EXERCISE INSTRUCTIONS:
All of the entries need to be written out again, exactly as they are.

━━━━

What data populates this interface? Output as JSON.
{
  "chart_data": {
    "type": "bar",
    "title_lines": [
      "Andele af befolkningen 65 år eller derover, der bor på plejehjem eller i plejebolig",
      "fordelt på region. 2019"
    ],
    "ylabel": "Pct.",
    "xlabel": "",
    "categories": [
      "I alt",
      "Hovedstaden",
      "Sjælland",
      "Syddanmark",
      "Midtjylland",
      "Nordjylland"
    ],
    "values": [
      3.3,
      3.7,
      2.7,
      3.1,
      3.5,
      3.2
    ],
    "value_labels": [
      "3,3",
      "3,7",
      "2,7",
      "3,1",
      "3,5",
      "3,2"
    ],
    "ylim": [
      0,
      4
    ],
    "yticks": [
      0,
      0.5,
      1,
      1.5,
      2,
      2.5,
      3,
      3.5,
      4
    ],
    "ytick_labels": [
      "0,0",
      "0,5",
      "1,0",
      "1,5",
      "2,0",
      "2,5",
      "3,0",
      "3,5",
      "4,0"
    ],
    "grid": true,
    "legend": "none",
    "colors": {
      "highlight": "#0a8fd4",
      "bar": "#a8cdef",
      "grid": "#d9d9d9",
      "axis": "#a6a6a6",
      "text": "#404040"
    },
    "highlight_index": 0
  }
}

━━━━

ANSWER TO THE PROBLEM:
What data populates this interface? Output as JSON.
{
  "chart_data": {
    "type": "bar",
    "title_lines": [
      "Andele af befolkningen 65 år eller derover, der bor på plejehjem eller i plejebolig",
      "fordelt på region. 2019"
    ],
    "ylabel": "Pct.",
    "xlabel": "",
    "categories": [
      "I alt",
      "Hovedstaden",
      "Sjælland",
      "Syddanmark",
      "Midtjylland",
      "Nordjylland"
    ],
    "values": [
      3.3,
      3.7,
      2.7,
      3.1,
      3.5,
      3.2
    ],
    "value_labels": [
      "3,3",
      "3,7",
      "2,7",
      "3,1",
      "3,5",
      "3,2"
    ],
    "ylim": [
      0,
      4
    ],
    "yticks": [
      0,
      0.5,
      1,
      1.5,
      2,
      2.5,
      3,
      3.5,
      4
    ],
    "ytick_labels": [
      "0,0",
      "0,5",
      "1,0",
      "1,5",
      "2,0",
      "2,5",
      "3,0",
      "3,5",
      "4,0"
    ],
    "grid": true,
    "legend": "none",
    "colors": {
      "highlight": "#0a8fd4",
      "bar": "#a8cdef",
      "grid": "#d9d9d9",
      "axis": "#a6a6a6",
      "text": "#404040"
    },
    "highlight_index": 0
  }
}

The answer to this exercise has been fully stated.